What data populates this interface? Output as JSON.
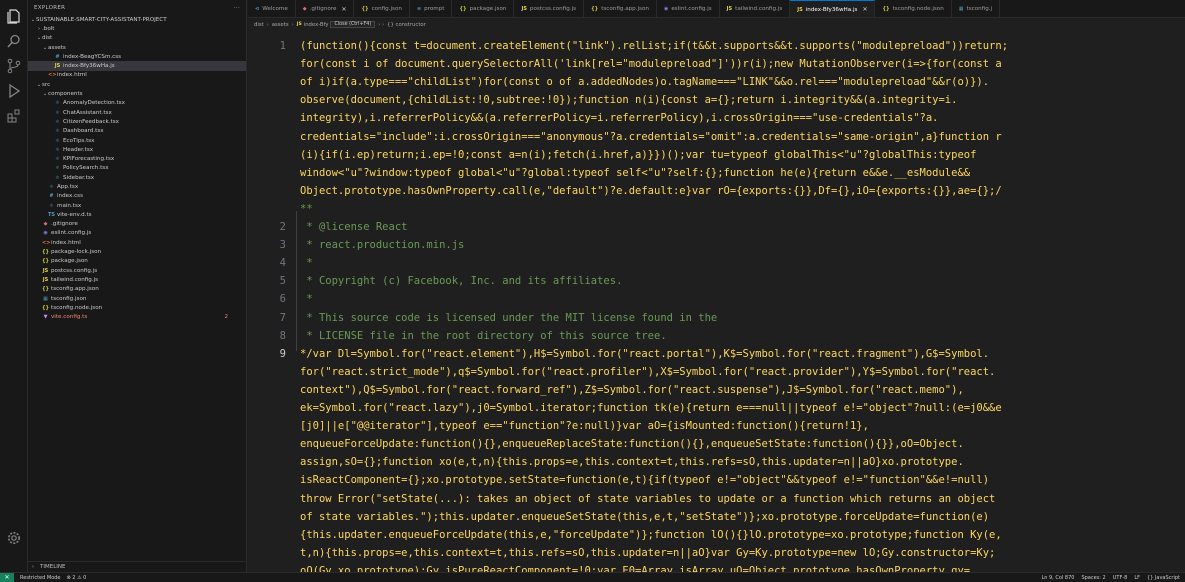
{
  "sidebar": {
    "header_title": "EXPLORER",
    "header_more": "···",
    "tree": [
      {
        "indent": 0,
        "chev": "⌄",
        "icon": "",
        "icon_class": "",
        "label": "SUSTAINABLE-SMART-CITY-ASSISTANT-PROJECT",
        "selected": false,
        "badge": ""
      },
      {
        "indent": 1,
        "chev": "›",
        "icon": "",
        "icon_class": "",
        "label": ".bolt",
        "selected": false,
        "badge": ""
      },
      {
        "indent": 1,
        "chev": "⌄",
        "icon": "",
        "icon_class": "",
        "label": "dist",
        "selected": false,
        "badge": ""
      },
      {
        "indent": 2,
        "chev": "⌄",
        "icon": "",
        "icon_class": "",
        "label": "assets",
        "selected": false,
        "badge": ""
      },
      {
        "indent": 3,
        "chev": "",
        "icon": "#",
        "icon_class": "c-css",
        "label": "index-BeagYCSm.css",
        "selected": false,
        "badge": ""
      },
      {
        "indent": 3,
        "chev": "",
        "icon": "JS",
        "icon_class": "c-js",
        "label": "index-Bfy36wHa.js",
        "selected": true,
        "badge": ""
      },
      {
        "indent": 2,
        "chev": "",
        "icon": "<>",
        "icon_class": "c-html",
        "label": "index.html",
        "selected": false,
        "badge": ""
      },
      {
        "indent": 1,
        "chev": "⌄",
        "icon": "",
        "icon_class": "",
        "label": "src",
        "selected": false,
        "badge": ""
      },
      {
        "indent": 2,
        "chev": "⌄",
        "icon": "",
        "icon_class": "",
        "label": "components",
        "selected": false,
        "badge": ""
      },
      {
        "indent": 3,
        "chev": "",
        "icon": "⚛",
        "icon_class": "c-tsx",
        "label": "AnomalyDetection.tsx",
        "selected": false,
        "badge": ""
      },
      {
        "indent": 3,
        "chev": "",
        "icon": "⚛",
        "icon_class": "c-tsx",
        "label": "ChatAssistant.tsx",
        "selected": false,
        "badge": ""
      },
      {
        "indent": 3,
        "chev": "",
        "icon": "⚛",
        "icon_class": "c-tsx",
        "label": "CitizenFeedback.tsx",
        "selected": false,
        "badge": ""
      },
      {
        "indent": 3,
        "chev": "",
        "icon": "⚛",
        "icon_class": "c-tsx",
        "label": "Dashboard.tsx",
        "selected": false,
        "badge": ""
      },
      {
        "indent": 3,
        "chev": "",
        "icon": "⚛",
        "icon_class": "c-tsx",
        "label": "EcoTips.tsx",
        "selected": false,
        "badge": ""
      },
      {
        "indent": 3,
        "chev": "",
        "icon": "⚛",
        "icon_class": "c-tsx",
        "label": "Header.tsx",
        "selected": false,
        "badge": ""
      },
      {
        "indent": 3,
        "chev": "",
        "icon": "⚛",
        "icon_class": "c-tsx",
        "label": "KPIForecasting.tsx",
        "selected": false,
        "badge": ""
      },
      {
        "indent": 3,
        "chev": "",
        "icon": "⚛",
        "icon_class": "c-tsx",
        "label": "PolicySearch.tsx",
        "selected": false,
        "badge": ""
      },
      {
        "indent": 3,
        "chev": "",
        "icon": "⚛",
        "icon_class": "c-tsx",
        "label": "Sidebar.tsx",
        "selected": false,
        "badge": ""
      },
      {
        "indent": 2,
        "chev": "",
        "icon": "⚛",
        "icon_class": "c-tsx",
        "label": "App.tsx",
        "selected": false,
        "badge": ""
      },
      {
        "indent": 2,
        "chev": "",
        "icon": "#",
        "icon_class": "c-css",
        "label": "index.css",
        "selected": false,
        "badge": ""
      },
      {
        "indent": 2,
        "chev": "",
        "icon": "⚛",
        "icon_class": "c-tsx",
        "label": "main.tsx",
        "selected": false,
        "badge": ""
      },
      {
        "indent": 2,
        "chev": "",
        "icon": "TS",
        "icon_class": "c-ts",
        "label": "vite-env.d.ts",
        "selected": false,
        "badge": ""
      },
      {
        "indent": 1,
        "chev": "",
        "icon": "◆",
        "icon_class": "c-git",
        "label": ".gitignore",
        "selected": false,
        "badge": ""
      },
      {
        "indent": 1,
        "chev": "",
        "icon": "◉",
        "icon_class": "c-eslint",
        "label": "eslint.config.js",
        "selected": false,
        "badge": ""
      },
      {
        "indent": 1,
        "chev": "",
        "icon": "<>",
        "icon_class": "c-html",
        "label": "index.html",
        "selected": false,
        "badge": ""
      },
      {
        "indent": 1,
        "chev": "",
        "icon": "{}",
        "icon_class": "c-json",
        "label": "package-lock.json",
        "selected": false,
        "badge": ""
      },
      {
        "indent": 1,
        "chev": "",
        "icon": "{}",
        "icon_class": "c-json",
        "label": "package.json",
        "selected": false,
        "badge": ""
      },
      {
        "indent": 1,
        "chev": "",
        "icon": "JS",
        "icon_class": "c-js",
        "label": "postcss.config.js",
        "selected": false,
        "badge": ""
      },
      {
        "indent": 1,
        "chev": "",
        "icon": "JS",
        "icon_class": "c-js",
        "label": "tailwind.config.js",
        "selected": false,
        "badge": ""
      },
      {
        "indent": 1,
        "chev": "",
        "icon": "{}",
        "icon_class": "c-json",
        "label": "tsconfig.app.json",
        "selected": false,
        "badge": ""
      },
      {
        "indent": 1,
        "chev": "",
        "icon": "▦",
        "icon_class": "c-ts",
        "label": "tsconfig.json",
        "selected": false,
        "badge": ""
      },
      {
        "indent": 1,
        "chev": "",
        "icon": "{}",
        "icon_class": "c-json",
        "label": "tsconfig.node.json",
        "selected": false,
        "badge": ""
      },
      {
        "indent": 1,
        "chev": "",
        "icon": "▼",
        "icon_class": "c-vite",
        "label": "vite.config.ts",
        "selected": false,
        "badge": "2"
      }
    ],
    "timeline_label": "TIMELINE"
  },
  "tabs": [
    {
      "icon": "⊲",
      "icon_class": "c-ts",
      "label": "Welcome",
      "active": false
    },
    {
      "icon": "◆",
      "icon_class": "c-git",
      "label": ".gitignore",
      "active": false,
      "close": "✕"
    },
    {
      "icon": "{}",
      "icon_class": "c-json",
      "label": "config.json",
      "active": false
    },
    {
      "icon": "≡",
      "icon_class": "c-ts",
      "label": "prompt",
      "active": false
    },
    {
      "icon": "{}",
      "icon_class": "c-json",
      "label": "package.json",
      "active": false
    },
    {
      "icon": "JS",
      "icon_class": "c-js",
      "label": "postcss.config.js",
      "active": false
    },
    {
      "icon": "{}",
      "icon_class": "c-json",
      "label": "tsconfig.app.json",
      "active": false
    },
    {
      "icon": "◉",
      "icon_class": "c-eslint",
      "label": "eslint.config.js",
      "active": false
    },
    {
      "icon": "JS",
      "icon_class": "c-js",
      "label": "tailwind.config.js",
      "active": false
    },
    {
      "icon": "JS",
      "icon_class": "c-js",
      "label": "index-Bfy36wHa.js",
      "active": true,
      "close": "✕"
    },
    {
      "icon": "{}",
      "icon_class": "c-json",
      "label": "tsconfig.node.json",
      "active": false
    },
    {
      "icon": "▦",
      "icon_class": "c-ts",
      "label": "tsconfig.j",
      "active": false
    }
  ],
  "breadcrumb": {
    "parts": [
      "dist",
      "assets",
      "index-Bfy",
      "{} constructor"
    ],
    "tooltip": "Close (Ctrl+F4)",
    "file_icon": "JS"
  },
  "editor": {
    "lines": [
      {
        "num": "1",
        "kind": "code-line",
        "text": "(function(){const t=document.createElement(\"link\").relList;if(t&&t.supports&&t.supports(\"modulepreload\"))return;"
      },
      {
        "num": "",
        "kind": "code-line",
        "text": "for(const i of document.querySelectorAll('link[rel=\"modulepreload\"]'))r(i);new MutationObserver(i=>{for(const a"
      },
      {
        "num": "",
        "kind": "code-line",
        "text": "of i)if(a.type===\"childList\")for(const o of a.addedNodes)o.tagName===\"LINK\"&&o.rel===\"modulepreload\"&&r(o)})."
      },
      {
        "num": "",
        "kind": "code-line",
        "text": "observe(document,{childList:!0,subtree:!0});function n(i){const a={};return i.integrity&&(a.integrity=i."
      },
      {
        "num": "",
        "kind": "code-line",
        "text": "integrity),i.referrerPolicy&&(a.referrerPolicy=i.referrerPolicy),i.crossOrigin===\"use-credentials\"?a."
      },
      {
        "num": "",
        "kind": "code-line",
        "text": "credentials=\"include\":i.crossOrigin===\"anonymous\"?a.credentials=\"omit\":a.credentials=\"same-origin\",a}function r"
      },
      {
        "num": "",
        "kind": "code-line",
        "text": "(i){if(i.ep)return;i.ep=!0;const a=n(i);fetch(i.href,a)}})();var tu=typeof globalThis<\"u\"?globalThis:typeof"
      },
      {
        "num": "",
        "kind": "code-line",
        "text": "window<\"u\"?window:typeof global<\"u\"?global:typeof self<\"u\"?self:{};function he(e){return e&&e.__esModule&&"
      },
      {
        "num": "",
        "kind": "code-line",
        "text": "Object.prototype.hasOwnProperty.call(e,\"default\")?e.default:e}var rO={exports:{}},Df={},iO={exports:{}},ae={};/"
      },
      {
        "num": "",
        "kind": "comment",
        "text": "**"
      },
      {
        "num": "2",
        "kind": "comment",
        "text": " * @license React"
      },
      {
        "num": "3",
        "kind": "comment",
        "text": " * react.production.min.js"
      },
      {
        "num": "4",
        "kind": "comment",
        "text": " *"
      },
      {
        "num": "5",
        "kind": "comment",
        "text": " * Copyright (c) Facebook, Inc. and its affiliates."
      },
      {
        "num": "6",
        "kind": "comment",
        "text": " *"
      },
      {
        "num": "7",
        "kind": "comment",
        "text": " * This source code is licensed under the MIT license found in the"
      },
      {
        "num": "8",
        "kind": "comment",
        "text": " * LICENSE file in the root directory of this source tree."
      },
      {
        "num": "9",
        "kind": "code-line",
        "text": "*/var Dl=Symbol.for(\"react.element\"),H$=Symbol.for(\"react.portal\"),K$=Symbol.for(\"react.fragment\"),G$=Symbol."
      },
      {
        "num": "",
        "kind": "code-line",
        "text": "for(\"react.strict_mode\"),q$=Symbol.for(\"react.profiler\"),X$=Symbol.for(\"react.provider\"),Y$=Symbol.for(\"react."
      },
      {
        "num": "",
        "kind": "code-line",
        "text": "context\"),Q$=Symbol.for(\"react.forward_ref\"),Z$=Symbol.for(\"react.suspense\"),J$=Symbol.for(\"react.memo\"),"
      },
      {
        "num": "",
        "kind": "code-line",
        "text": "ek=Symbol.for(\"react.lazy\"),j0=Symbol.iterator;function tk(e){return e===null||typeof e!=\"object\"?null:(e=j0&&e"
      },
      {
        "num": "",
        "kind": "code-line",
        "text": "[j0]||e[\"@@iterator\"],typeof e==\"function\"?e:null)}var aO={isMounted:function(){return!1},"
      },
      {
        "num": "",
        "kind": "code-line",
        "text": "enqueueForceUpdate:function(){},enqueueReplaceState:function(){},enqueueSetState:function(){}},oO=Object."
      },
      {
        "num": "",
        "kind": "code-line",
        "text": "assign,sO={};function xo(e,t,n){this.props=e,this.context=t,this.refs=sO,this.updater=n||aO}xo.prototype."
      },
      {
        "num": "",
        "kind": "code-line",
        "text": "isReactComponent={};xo.prototype.setState=function(e,t){if(typeof e!=\"object\"&&typeof e!=\"function\"&&e!=null)"
      },
      {
        "num": "",
        "kind": "code-line",
        "text": "throw Error(\"setState(...): takes an object of state variables to update or a function which returns an object"
      },
      {
        "num": "",
        "kind": "code-line",
        "text": "of state variables.\");this.updater.enqueueSetState(this,e,t,\"setState\")};xo.prototype.forceUpdate=function(e)"
      },
      {
        "num": "",
        "kind": "code-line",
        "text": "{this.updater.enqueueForceUpdate(this,e,\"forceUpdate\")};function lO(){}lO.prototype=xo.prototype;function Ky(e,"
      },
      {
        "num": "",
        "kind": "code-line",
        "text": "t,n){this.props=e,this.context=t,this.refs=sO,this.updater=n||aO}var Gy=Ky.prototype=new lO;Gy.constructor=Ky;"
      },
      {
        "num": "",
        "kind": "code-line",
        "text": "oO(Gy,xo.prototype);Gy.isPureReactComponent=!0;var E0=Array.isArray,uO=Object.prototype.hasOwnProperty,qy="
      }
    ]
  },
  "status": {
    "remote": "✕",
    "mode": "Restricted Mode",
    "problems": "⊗ 2 ⚠ 0",
    "right": [
      "Ln 9, Col 870",
      "Spaces: 2",
      "UTF-8",
      "LF",
      "{} JavaScript"
    ]
  }
}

Task objective:
Go over the data above and copy every line that has the word "null" in it.

Answer to this problem:
        "text": "ek=Symbol.for(\"react.lazy\"),j0=Symbol.iterator;function tk(e){return e===null||typeof e!=\"object\"?null:(e=j0&&e"
        "text": "[j0]||e[\"@@iterator\"],typeof e==\"function\"?e:null)}var aO={isMounted:function(){return!1},"
        "text": "isReactComponent={};xo.prototype.setState=function(e,t){if(typeof e!=\"object\"&&typeof e!=\"function\"&&e!=null)"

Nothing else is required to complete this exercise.